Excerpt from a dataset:
——

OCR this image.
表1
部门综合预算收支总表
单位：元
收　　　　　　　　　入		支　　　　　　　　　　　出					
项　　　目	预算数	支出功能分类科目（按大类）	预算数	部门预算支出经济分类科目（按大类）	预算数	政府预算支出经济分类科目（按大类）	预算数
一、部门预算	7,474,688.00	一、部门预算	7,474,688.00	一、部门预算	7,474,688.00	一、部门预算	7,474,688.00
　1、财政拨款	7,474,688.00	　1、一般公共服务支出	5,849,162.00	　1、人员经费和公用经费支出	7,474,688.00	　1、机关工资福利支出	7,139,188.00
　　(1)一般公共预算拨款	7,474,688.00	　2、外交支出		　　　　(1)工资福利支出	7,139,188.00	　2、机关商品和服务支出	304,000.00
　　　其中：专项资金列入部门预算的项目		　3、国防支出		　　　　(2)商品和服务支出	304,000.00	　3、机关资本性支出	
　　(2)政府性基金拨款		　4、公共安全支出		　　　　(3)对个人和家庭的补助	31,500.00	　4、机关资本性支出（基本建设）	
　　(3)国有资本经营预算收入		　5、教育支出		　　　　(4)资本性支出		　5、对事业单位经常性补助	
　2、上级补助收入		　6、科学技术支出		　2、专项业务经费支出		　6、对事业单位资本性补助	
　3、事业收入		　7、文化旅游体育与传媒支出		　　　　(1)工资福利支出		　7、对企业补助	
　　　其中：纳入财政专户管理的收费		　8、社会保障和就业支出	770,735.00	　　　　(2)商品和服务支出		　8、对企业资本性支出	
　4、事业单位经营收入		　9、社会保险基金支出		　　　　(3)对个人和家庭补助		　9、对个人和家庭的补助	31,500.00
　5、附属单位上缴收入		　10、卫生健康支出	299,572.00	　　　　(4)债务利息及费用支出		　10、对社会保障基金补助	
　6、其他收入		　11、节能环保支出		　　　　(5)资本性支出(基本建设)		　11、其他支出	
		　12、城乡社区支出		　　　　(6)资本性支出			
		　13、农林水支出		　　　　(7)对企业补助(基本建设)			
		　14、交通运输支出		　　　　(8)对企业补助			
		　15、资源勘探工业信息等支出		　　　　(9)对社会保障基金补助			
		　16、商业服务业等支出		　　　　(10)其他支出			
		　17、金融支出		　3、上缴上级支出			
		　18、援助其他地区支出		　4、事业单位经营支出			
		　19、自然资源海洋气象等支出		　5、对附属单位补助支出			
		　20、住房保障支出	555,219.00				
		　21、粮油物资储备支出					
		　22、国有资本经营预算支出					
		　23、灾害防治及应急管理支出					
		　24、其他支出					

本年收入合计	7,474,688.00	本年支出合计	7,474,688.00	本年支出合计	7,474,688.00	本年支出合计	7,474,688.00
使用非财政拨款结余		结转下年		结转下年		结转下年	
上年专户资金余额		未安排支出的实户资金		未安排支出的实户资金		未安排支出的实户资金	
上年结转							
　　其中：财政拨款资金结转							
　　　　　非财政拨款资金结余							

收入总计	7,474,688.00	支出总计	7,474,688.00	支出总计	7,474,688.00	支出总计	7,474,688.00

——

Select and copy every line from the records that includes the word "机关资本性支出".

　　　其中：专项资金列入部门预算的项目		　3、国防支出		　　　　(2)商品和服务支出	304,000.00	　3、机关资本性支出	
　　(2)政府性基金拨款		　4、公共安全支出		　　　　(3)对个人和家庭的补助	31,500.00	　4、机关资本性支出（基本建设）	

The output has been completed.